BEGIN Data listing

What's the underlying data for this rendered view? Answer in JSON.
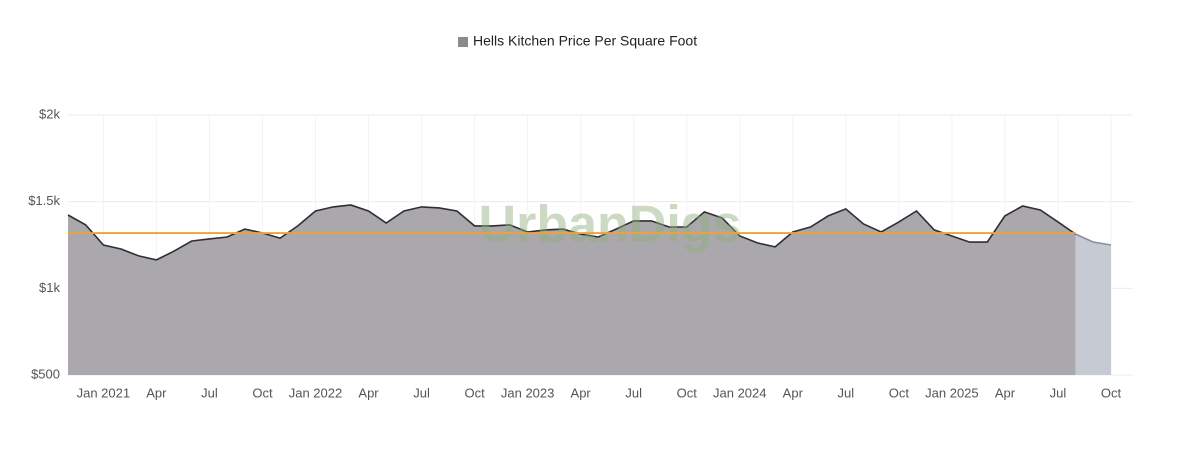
{
  "chart_data": {
    "type": "area",
    "x": [
      "2020-11",
      "2020-12",
      "2021-01",
      "2021-02",
      "2021-03",
      "2021-04",
      "2021-05",
      "2021-06",
      "2021-07",
      "2021-08",
      "2021-09",
      "2021-10",
      "2021-11",
      "2021-12",
      "2022-01",
      "2022-02",
      "2022-03",
      "2022-04",
      "2022-05",
      "2022-06",
      "2022-07",
      "2022-08",
      "2022-09",
      "2022-10",
      "2022-11",
      "2022-12",
      "2023-01",
      "2023-02",
      "2023-03",
      "2023-04",
      "2023-05",
      "2023-06",
      "2023-07",
      "2023-08",
      "2023-09",
      "2023-10",
      "2023-11",
      "2023-12",
      "2024-01",
      "2024-02",
      "2024-03",
      "2024-04",
      "2024-05",
      "2024-06",
      "2024-07",
      "2024-08",
      "2024-09",
      "2024-10",
      "2024-11",
      "2024-12",
      "2025-01",
      "2025-02",
      "2025-03",
      "2025-04",
      "2025-05",
      "2025-06",
      "2025-07",
      "2025-08",
      "2025-09",
      "2025-10"
    ],
    "series": [
      {
        "name": "Hells Kitchen Price Per Square Foot",
        "color": "#aaa8ad",
        "line_color": "#2e2e34",
        "values": [
          1423,
          1366,
          1250,
          1227,
          1187,
          1164,
          1215,
          1273,
          1285,
          1296,
          1342,
          1319,
          1290,
          1360,
          1446,
          1470,
          1481,
          1446,
          1377,
          1446,
          1470,
          1464,
          1446,
          1360,
          1360,
          1366,
          1325,
          1337,
          1342,
          1313,
          1296,
          1342,
          1389,
          1389,
          1354,
          1354,
          1441,
          1406,
          1302,
          1262,
          1239,
          1325,
          1354,
          1418,
          1458,
          1371,
          1325,
          1383,
          1446,
          1337,
          1302,
          1267,
          1267,
          1418,
          1475,
          1452,
          1383,
          1313,
          null,
          null
        ]
      },
      {
        "color": "#c6cad3",
        "line_color": "#8a90a0",
        "values": [
          null,
          null,
          null,
          null,
          null,
          null,
          null,
          null,
          null,
          null,
          null,
          null,
          null,
          null,
          null,
          null,
          null,
          null,
          null,
          null,
          null,
          null,
          null,
          null,
          null,
          null,
          null,
          null,
          null,
          null,
          null,
          null,
          null,
          null,
          null,
          null,
          null,
          null,
          null,
          null,
          null,
          null,
          null,
          null,
          null,
          null,
          null,
          null,
          null,
          null,
          null,
          null,
          null,
          null,
          null,
          null,
          null,
          1313,
          1267,
          1250
        ]
      }
    ],
    "reference_line": {
      "value": 1319,
      "color": "#f0a232"
    },
    "watermark": "UrbanDigs",
    "xlim": [
      "2020-11",
      "2025-10"
    ],
    "xticks": [
      {
        "value": "2021-01",
        "label": "Jan 2021"
      },
      {
        "value": "2021-04",
        "label": "Apr"
      },
      {
        "value": "2021-07",
        "label": "Jul"
      },
      {
        "value": "2021-10",
        "label": "Oct"
      },
      {
        "value": "2022-01",
        "label": "Jan 2022"
      },
      {
        "value": "2022-04",
        "label": "Apr"
      },
      {
        "value": "2022-07",
        "label": "Jul"
      },
      {
        "value": "2022-10",
        "label": "Oct"
      },
      {
        "value": "2023-01",
        "label": "Jan 2023"
      },
      {
        "value": "2023-04",
        "label": "Apr"
      },
      {
        "value": "2023-07",
        "label": "Jul"
      },
      {
        "value": "2023-10",
        "label": "Oct"
      },
      {
        "value": "2024-01",
        "label": "Jan 2024"
      },
      {
        "value": "2024-04",
        "label": "Apr"
      },
      {
        "value": "2024-07",
        "label": "Jul"
      },
      {
        "value": "2024-10",
        "label": "Oct"
      },
      {
        "value": "2025-01",
        "label": "Jan 2025"
      },
      {
        "value": "2025-04",
        "label": "Apr"
      },
      {
        "value": "2025-07",
        "label": "Jul"
      },
      {
        "value": "2025-10",
        "label": "Oct"
      }
    ],
    "ylim": [
      500,
      2000
    ],
    "yticks": [
      {
        "value": 500,
        "label": "$500"
      },
      {
        "value": 1000,
        "label": "$1k"
      },
      {
        "value": 1500,
        "label": "$1.5k"
      },
      {
        "value": 2000,
        "label": "$2k"
      }
    ],
    "grid": true,
    "legend": "top"
  }
}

END Data listing

■ Goal of the exercise: Using the records above, output their complete text exactly, minus any images.

■ Output of the task:
What's the underlying data for this rendered view? Answer in JSON.
{
  "chart_data": {
    "type": "area",
    "x": [
      "2020-11",
      "2020-12",
      "2021-01",
      "2021-02",
      "2021-03",
      "2021-04",
      "2021-05",
      "2021-06",
      "2021-07",
      "2021-08",
      "2021-09",
      "2021-10",
      "2021-11",
      "2021-12",
      "2022-01",
      "2022-02",
      "2022-03",
      "2022-04",
      "2022-05",
      "2022-06",
      "2022-07",
      "2022-08",
      "2022-09",
      "2022-10",
      "2022-11",
      "2022-12",
      "2023-01",
      "2023-02",
      "2023-03",
      "2023-04",
      "2023-05",
      "2023-06",
      "2023-07",
      "2023-08",
      "2023-09",
      "2023-10",
      "2023-11",
      "2023-12",
      "2024-01",
      "2024-02",
      "2024-03",
      "2024-04",
      "2024-05",
      "2024-06",
      "2024-07",
      "2024-08",
      "2024-09",
      "2024-10",
      "2024-11",
      "2024-12",
      "2025-01",
      "2025-02",
      "2025-03",
      "2025-04",
      "2025-05",
      "2025-06",
      "2025-07",
      "2025-08",
      "2025-09",
      "2025-10"
    ],
    "series": [
      {
        "name": "Hells Kitchen Price Per Square Foot",
        "color": "#aaa8ad",
        "line_color": "#2e2e34",
        "values": [
          1423,
          1366,
          1250,
          1227,
          1187,
          1164,
          1215,
          1273,
          1285,
          1296,
          1342,
          1319,
          1290,
          1360,
          1446,
          1470,
          1481,
          1446,
          1377,
          1446,
          1470,
          1464,
          1446,
          1360,
          1360,
          1366,
          1325,
          1337,
          1342,
          1313,
          1296,
          1342,
          1389,
          1389,
          1354,
          1354,
          1441,
          1406,
          1302,
          1262,
          1239,
          1325,
          1354,
          1418,
          1458,
          1371,
          1325,
          1383,
          1446,
          1337,
          1302,
          1267,
          1267,
          1418,
          1475,
          1452,
          1383,
          1313,
          null,
          null
        ]
      },
      {
        "color": "#c6cad3",
        "line_color": "#8a90a0",
        "values": [
          null,
          null,
          null,
          null,
          null,
          null,
          null,
          null,
          null,
          null,
          null,
          null,
          null,
          null,
          null,
          null,
          null,
          null,
          null,
          null,
          null,
          null,
          null,
          null,
          null,
          null,
          null,
          null,
          null,
          null,
          null,
          null,
          null,
          null,
          null,
          null,
          null,
          null,
          null,
          null,
          null,
          null,
          null,
          null,
          null,
          null,
          null,
          null,
          null,
          null,
          null,
          null,
          null,
          null,
          null,
          null,
          null,
          1313,
          1267,
          1250
        ]
      }
    ],
    "reference_line": {
      "value": 1319,
      "color": "#f0a232"
    },
    "watermark": "UrbanDigs",
    "xlim": [
      "2020-11",
      "2025-10"
    ],
    "xticks": [
      {
        "value": "2021-01",
        "label": "Jan 2021"
      },
      {
        "value": "2021-04",
        "label": "Apr"
      },
      {
        "value": "2021-07",
        "label": "Jul"
      },
      {
        "value": "2021-10",
        "label": "Oct"
      },
      {
        "value": "2022-01",
        "label": "Jan 2022"
      },
      {
        "value": "2022-04",
        "label": "Apr"
      },
      {
        "value": "2022-07",
        "label": "Jul"
      },
      {
        "value": "2022-10",
        "label": "Oct"
      },
      {
        "value": "2023-01",
        "label": "Jan 2023"
      },
      {
        "value": "2023-04",
        "label": "Apr"
      },
      {
        "value": "2023-07",
        "label": "Jul"
      },
      {
        "value": "2023-10",
        "label": "Oct"
      },
      {
        "value": "2024-01",
        "label": "Jan 2024"
      },
      {
        "value": "2024-04",
        "label": "Apr"
      },
      {
        "value": "2024-07",
        "label": "Jul"
      },
      {
        "value": "2024-10",
        "label": "Oct"
      },
      {
        "value": "2025-01",
        "label": "Jan 2025"
      },
      {
        "value": "2025-04",
        "label": "Apr"
      },
      {
        "value": "2025-07",
        "label": "Jul"
      },
      {
        "value": "2025-10",
        "label": "Oct"
      }
    ],
    "ylim": [
      500,
      2000
    ],
    "yticks": [
      {
        "value": 500,
        "label": "$500"
      },
      {
        "value": 1000,
        "label": "$1k"
      },
      {
        "value": 1500,
        "label": "$1.5k"
      },
      {
        "value": 2000,
        "label": "$2k"
      }
    ],
    "grid": true,
    "legend": "top"
  }
}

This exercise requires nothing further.